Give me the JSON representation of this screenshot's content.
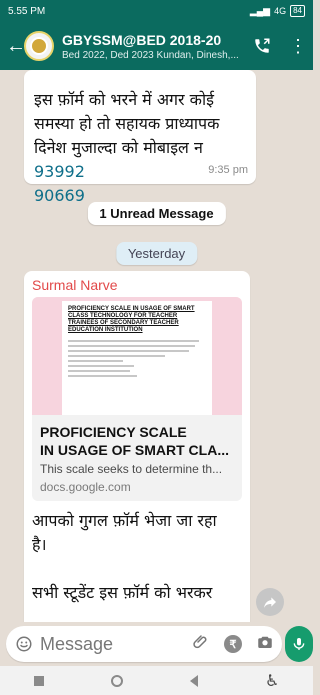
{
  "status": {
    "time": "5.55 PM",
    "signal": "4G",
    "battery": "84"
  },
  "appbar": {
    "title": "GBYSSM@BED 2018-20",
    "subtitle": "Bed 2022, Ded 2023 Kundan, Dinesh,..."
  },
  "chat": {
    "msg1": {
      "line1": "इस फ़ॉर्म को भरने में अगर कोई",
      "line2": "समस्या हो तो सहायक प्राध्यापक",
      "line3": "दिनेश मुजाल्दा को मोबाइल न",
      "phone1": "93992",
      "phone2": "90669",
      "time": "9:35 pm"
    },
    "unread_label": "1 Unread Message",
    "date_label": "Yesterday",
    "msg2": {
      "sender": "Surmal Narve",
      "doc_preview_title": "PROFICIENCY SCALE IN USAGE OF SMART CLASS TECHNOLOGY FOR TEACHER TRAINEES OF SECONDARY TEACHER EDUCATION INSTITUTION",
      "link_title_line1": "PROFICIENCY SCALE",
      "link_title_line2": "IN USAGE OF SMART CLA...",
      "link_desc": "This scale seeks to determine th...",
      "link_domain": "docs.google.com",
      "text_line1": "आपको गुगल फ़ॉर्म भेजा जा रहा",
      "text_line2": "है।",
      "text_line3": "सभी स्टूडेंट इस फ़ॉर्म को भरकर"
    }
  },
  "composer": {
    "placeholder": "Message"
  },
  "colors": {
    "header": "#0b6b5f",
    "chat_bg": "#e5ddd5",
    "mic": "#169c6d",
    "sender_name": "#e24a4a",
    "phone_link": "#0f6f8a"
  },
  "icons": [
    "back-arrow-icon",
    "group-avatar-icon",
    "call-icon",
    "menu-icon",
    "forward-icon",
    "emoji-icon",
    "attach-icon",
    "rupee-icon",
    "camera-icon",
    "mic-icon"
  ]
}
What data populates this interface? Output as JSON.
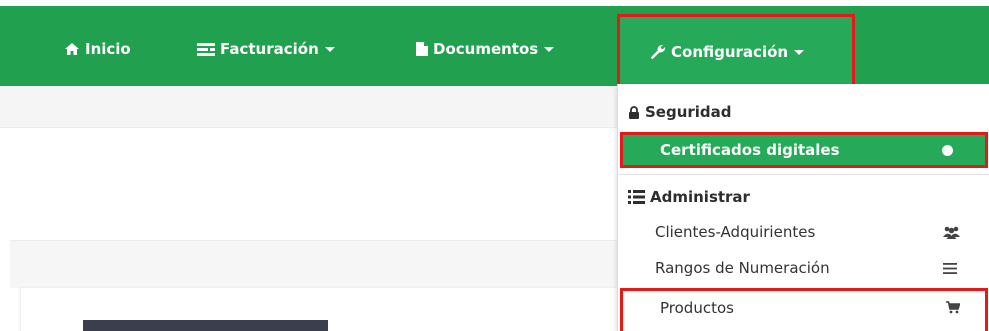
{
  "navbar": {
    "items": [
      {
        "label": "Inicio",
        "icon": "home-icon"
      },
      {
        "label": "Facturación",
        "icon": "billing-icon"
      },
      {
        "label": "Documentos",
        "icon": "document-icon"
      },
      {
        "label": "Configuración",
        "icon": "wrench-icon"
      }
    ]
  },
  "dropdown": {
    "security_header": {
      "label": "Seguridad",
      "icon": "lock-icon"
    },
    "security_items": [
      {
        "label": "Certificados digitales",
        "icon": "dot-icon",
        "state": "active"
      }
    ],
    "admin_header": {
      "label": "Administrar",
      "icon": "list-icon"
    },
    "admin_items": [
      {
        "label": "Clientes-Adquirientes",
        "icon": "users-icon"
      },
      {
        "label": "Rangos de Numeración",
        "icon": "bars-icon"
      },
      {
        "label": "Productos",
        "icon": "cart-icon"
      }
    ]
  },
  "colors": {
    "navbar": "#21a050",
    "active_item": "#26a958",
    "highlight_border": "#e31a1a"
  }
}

● **TASK DESCRIPTION**
Extract the full listing above verbatim; pictures are to be left out of the copy.

● **IN RESPONSE**
Give me the JSON representation of this screenshot's content.
{
  "status": {
    "time": "5.55 PM",
    "signal": "4G",
    "battery": "84"
  },
  "appbar": {
    "title": "GBYSSM@BED 2018-20",
    "subtitle": "Bed 2022, Ded 2023 Kundan, Dinesh,..."
  },
  "chat": {
    "msg1": {
      "line1": "इस फ़ॉर्म को भरने में अगर कोई",
      "line2": "समस्या हो तो सहायक प्राध्यापक",
      "line3": "दिनेश मुजाल्दा को मोबाइल न",
      "phone1": "93992",
      "phone2": "90669",
      "time": "9:35 pm"
    },
    "unread_label": "1 Unread Message",
    "date_label": "Yesterday",
    "msg2": {
      "sender": "Surmal Narve",
      "doc_preview_title": "PROFICIENCY SCALE IN USAGE OF SMART CLASS TECHNOLOGY FOR TEACHER TRAINEES OF SECONDARY TEACHER EDUCATION INSTITUTION",
      "link_title_line1": "PROFICIENCY SCALE",
      "link_title_line2": "IN USAGE OF SMART CLA...",
      "link_desc": "This scale seeks to determine th...",
      "link_domain": "docs.google.com",
      "text_line1": "आपको गुगल फ़ॉर्म भेजा जा रहा",
      "text_line2": "है।",
      "text_line3": "सभी स्टूडेंट इस फ़ॉर्म को भरकर"
    }
  },
  "composer": {
    "placeholder": "Message"
  },
  "colors": {
    "header": "#0b6b5f",
    "chat_bg": "#e5ddd5",
    "mic": "#169c6d",
    "sender_name": "#e24a4a",
    "phone_link": "#0f6f8a"
  },
  "icons": [
    "back-arrow-icon",
    "group-avatar-icon",
    "call-icon",
    "menu-icon",
    "forward-icon",
    "emoji-icon",
    "attach-icon",
    "rupee-icon",
    "camera-icon",
    "mic-icon"
  ]
}
What data populates this interface? Output as JSON.
{
  "navbar": {
    "items": [
      {
        "label": "Inicio",
        "icon": "home-icon"
      },
      {
        "label": "Facturación",
        "icon": "billing-icon"
      },
      {
        "label": "Documentos",
        "icon": "document-icon"
      },
      {
        "label": "Configuración",
        "icon": "wrench-icon"
      }
    ]
  },
  "dropdown": {
    "security_header": {
      "label": "Seguridad",
      "icon": "lock-icon"
    },
    "security_items": [
      {
        "label": "Certificados digitales",
        "icon": "dot-icon",
        "state": "active"
      }
    ],
    "admin_header": {
      "label": "Administrar",
      "icon": "list-icon"
    },
    "admin_items": [
      {
        "label": "Clientes-Adquirientes",
        "icon": "users-icon"
      },
      {
        "label": "Rangos de Numeración",
        "icon": "bars-icon"
      },
      {
        "label": "Productos",
        "icon": "cart-icon"
      }
    ]
  },
  "colors": {
    "navbar": "#21a050",
    "active_item": "#26a958",
    "highlight_border": "#e31a1a"
  }
}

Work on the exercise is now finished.